Data supplied>

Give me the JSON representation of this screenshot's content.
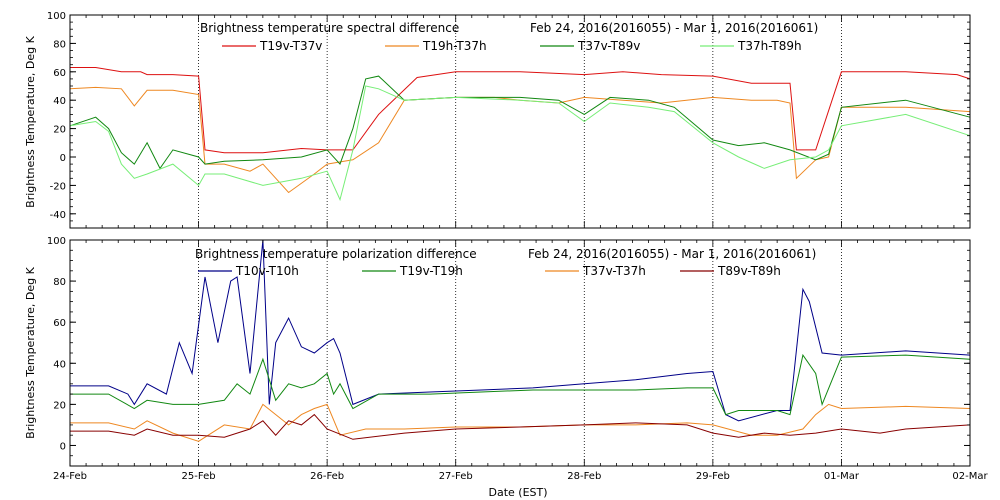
{
  "xlabel": "Date (EST)",
  "x_ticks": [
    "24-Feb",
    "25-Feb",
    "26-Feb",
    "27-Feb",
    "28-Feb",
    "29-Feb",
    "01-Mar",
    "02-Mar"
  ],
  "chart_data": [
    {
      "type": "line",
      "title": "Brightness temperature spectral difference",
      "subtitle": "Feb 24, 2016(2016055)  -  Mar  1, 2016(2016061)",
      "xlabel": "",
      "ylabel": "Brightness Temperature, Deg K",
      "xlim": [
        0,
        7
      ],
      "ylim": [
        -50,
        100
      ],
      "y_ticks": [
        -40,
        -20,
        0,
        20,
        40,
        60,
        80,
        100
      ],
      "grid": "vertical dotted at each day",
      "legend_position": "top",
      "series": [
        {
          "name": "T19v-T37v",
          "color": "#dd1111",
          "x": [
            0,
            0.2,
            0.4,
            0.55,
            0.6,
            0.8,
            1.0,
            1.05,
            1.2,
            1.5,
            1.8,
            2.0,
            2.2,
            2.4,
            2.7,
            3.0,
            3.5,
            4.0,
            4.3,
            4.6,
            5.0,
            5.3,
            5.5,
            5.6,
            5.65,
            5.8,
            6.0,
            6.5,
            6.9,
            7.0
          ],
          "values": [
            63,
            63,
            60,
            60,
            58,
            58,
            57,
            5,
            3,
            3,
            6,
            5,
            5,
            30,
            56,
            60,
            60,
            58,
            60,
            58,
            57,
            52,
            52,
            52,
            5,
            5,
            60,
            60,
            58,
            55
          ]
        },
        {
          "name": "T19h-T37h",
          "color": "#ee8822",
          "x": [
            0,
            0.2,
            0.4,
            0.5,
            0.6,
            0.8,
            1.0,
            1.05,
            1.2,
            1.4,
            1.5,
            1.7,
            1.9,
            2.0,
            2.2,
            2.4,
            2.6,
            3.0,
            3.3,
            3.5,
            3.8,
            4.0,
            4.3,
            4.6,
            5.0,
            5.3,
            5.5,
            5.6,
            5.65,
            5.8,
            5.9,
            6.0,
            6.5,
            7.0
          ],
          "values": [
            48,
            49,
            48,
            36,
            47,
            47,
            44,
            -5,
            -5,
            -10,
            -5,
            -25,
            -12,
            -5,
            -2,
            10,
            40,
            42,
            42,
            40,
            38,
            42,
            40,
            38,
            42,
            40,
            40,
            38,
            -15,
            -2,
            0,
            35,
            35,
            32
          ]
        },
        {
          "name": "T37v-T89v",
          "color": "#118811",
          "x": [
            0,
            0.2,
            0.3,
            0.4,
            0.5,
            0.6,
            0.7,
            0.8,
            1.0,
            1.05,
            1.2,
            1.5,
            1.8,
            2.0,
            2.1,
            2.2,
            2.3,
            2.4,
            2.6,
            3.0,
            3.5,
            3.8,
            4.0,
            4.2,
            4.5,
            4.7,
            5.0,
            5.2,
            5.4,
            5.6,
            5.8,
            5.9,
            6.0,
            6.5,
            7.0
          ],
          "values": [
            22,
            28,
            20,
            3,
            -5,
            10,
            -8,
            5,
            0,
            -5,
            -3,
            -2,
            0,
            5,
            -5,
            20,
            55,
            57,
            40,
            42,
            42,
            40,
            30,
            42,
            40,
            35,
            12,
            8,
            10,
            5,
            -2,
            2,
            35,
            40,
            28
          ]
        },
        {
          "name": "T37h-T89h",
          "color": "#77ee77",
          "x": [
            0,
            0.2,
            0.3,
            0.4,
            0.5,
            0.6,
            0.8,
            1.0,
            1.05,
            1.2,
            1.5,
            1.8,
            2.0,
            2.1,
            2.2,
            2.3,
            2.4,
            2.6,
            3.0,
            3.5,
            3.8,
            4.0,
            4.2,
            4.5,
            4.7,
            5.0,
            5.2,
            5.4,
            5.6,
            5.8,
            5.9,
            6.0,
            6.5,
            7.0
          ],
          "values": [
            22,
            25,
            18,
            -5,
            -15,
            -12,
            -5,
            -20,
            -12,
            -12,
            -20,
            -15,
            -10,
            -30,
            5,
            50,
            48,
            40,
            42,
            40,
            38,
            25,
            38,
            35,
            32,
            10,
            0,
            -8,
            -2,
            0,
            5,
            22,
            30,
            15
          ]
        }
      ]
    },
    {
      "type": "line",
      "title": "Brightness temperature polarization difference",
      "subtitle": "Feb 24, 2016(2016055)  -  Mar  1, 2016(2016061)",
      "xlabel": "Date (EST)",
      "ylabel": "Brightness Temperature, Deg K",
      "xlim": [
        0,
        7
      ],
      "ylim": [
        -10,
        100
      ],
      "y_ticks": [
        0,
        20,
        40,
        60,
        80,
        100
      ],
      "grid": "vertical dotted at each day",
      "legend_position": "top",
      "series": [
        {
          "name": "T10v-T10h",
          "color": "#000088",
          "x": [
            0,
            0.3,
            0.45,
            0.5,
            0.6,
            0.75,
            0.85,
            0.95,
            1.05,
            1.15,
            1.25,
            1.3,
            1.4,
            1.5,
            1.55,
            1.6,
            1.7,
            1.8,
            1.9,
            2.0,
            2.05,
            2.1,
            2.2,
            2.4,
            2.8,
            3.2,
            3.6,
            4.0,
            4.4,
            4.8,
            5.0,
            5.1,
            5.2,
            5.5,
            5.6,
            5.7,
            5.75,
            5.85,
            6.0,
            6.5,
            7.0
          ],
          "values": [
            29,
            29,
            25,
            20,
            30,
            25,
            50,
            35,
            82,
            50,
            80,
            82,
            35,
            100,
            20,
            50,
            62,
            48,
            45,
            50,
            52,
            45,
            20,
            25,
            26,
            27,
            28,
            30,
            32,
            35,
            36,
            15,
            12,
            17,
            17,
            76,
            70,
            45,
            44,
            46,
            44
          ]
        },
        {
          "name": "T19v-T19h",
          "color": "#118811",
          "x": [
            0,
            0.3,
            0.5,
            0.6,
            0.8,
            1.0,
            1.2,
            1.3,
            1.4,
            1.5,
            1.6,
            1.7,
            1.8,
            1.9,
            2.0,
            2.05,
            2.1,
            2.2,
            2.4,
            2.8,
            3.2,
            3.6,
            4.0,
            4.4,
            4.8,
            5.0,
            5.1,
            5.2,
            5.5,
            5.6,
            5.7,
            5.8,
            5.85,
            6.0,
            6.5,
            7.0
          ],
          "values": [
            25,
            25,
            18,
            22,
            20,
            20,
            22,
            30,
            25,
            42,
            22,
            30,
            28,
            30,
            35,
            25,
            30,
            18,
            25,
            25,
            26,
            27,
            27,
            27,
            28,
            28,
            15,
            17,
            17,
            15,
            44,
            35,
            20,
            43,
            44,
            42
          ]
        },
        {
          "name": "T37v-T37h",
          "color": "#ee8822",
          "x": [
            0,
            0.3,
            0.5,
            0.6,
            0.8,
            1.0,
            1.2,
            1.4,
            1.5,
            1.7,
            1.8,
            1.9,
            2.0,
            2.1,
            2.3,
            2.6,
            3.0,
            3.5,
            4.0,
            4.4,
            4.8,
            5.0,
            5.3,
            5.5,
            5.7,
            5.8,
            5.9,
            6.0,
            6.5,
            7.0
          ],
          "values": [
            11,
            11,
            8,
            12,
            6,
            2,
            10,
            8,
            20,
            10,
            15,
            18,
            20,
            5,
            8,
            8,
            9,
            9,
            10,
            10,
            11,
            10,
            5,
            5,
            8,
            15,
            20,
            18,
            19,
            18
          ]
        },
        {
          "name": "T89v-T89h",
          "color": "#880000",
          "x": [
            0,
            0.3,
            0.5,
            0.6,
            0.8,
            1.0,
            1.2,
            1.4,
            1.5,
            1.6,
            1.7,
            1.8,
            1.9,
            2.0,
            2.2,
            2.6,
            3.0,
            3.5,
            4.0,
            4.4,
            4.8,
            5.0,
            5.2,
            5.4,
            5.6,
            5.8,
            6.0,
            6.3,
            6.5,
            7.0
          ],
          "values": [
            7,
            7,
            5,
            8,
            5,
            5,
            4,
            8,
            12,
            5,
            12,
            10,
            15,
            8,
            3,
            6,
            8,
            9,
            10,
            11,
            10,
            6,
            4,
            6,
            5,
            6,
            8,
            6,
            8,
            10
          ]
        }
      ]
    }
  ]
}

Problem> Where a line above holds the string "xlabel", show that line.

Output below>
  "xlabel": "Date (EST)",
      "xlabel": "",
      "xlabel": "Date (EST)",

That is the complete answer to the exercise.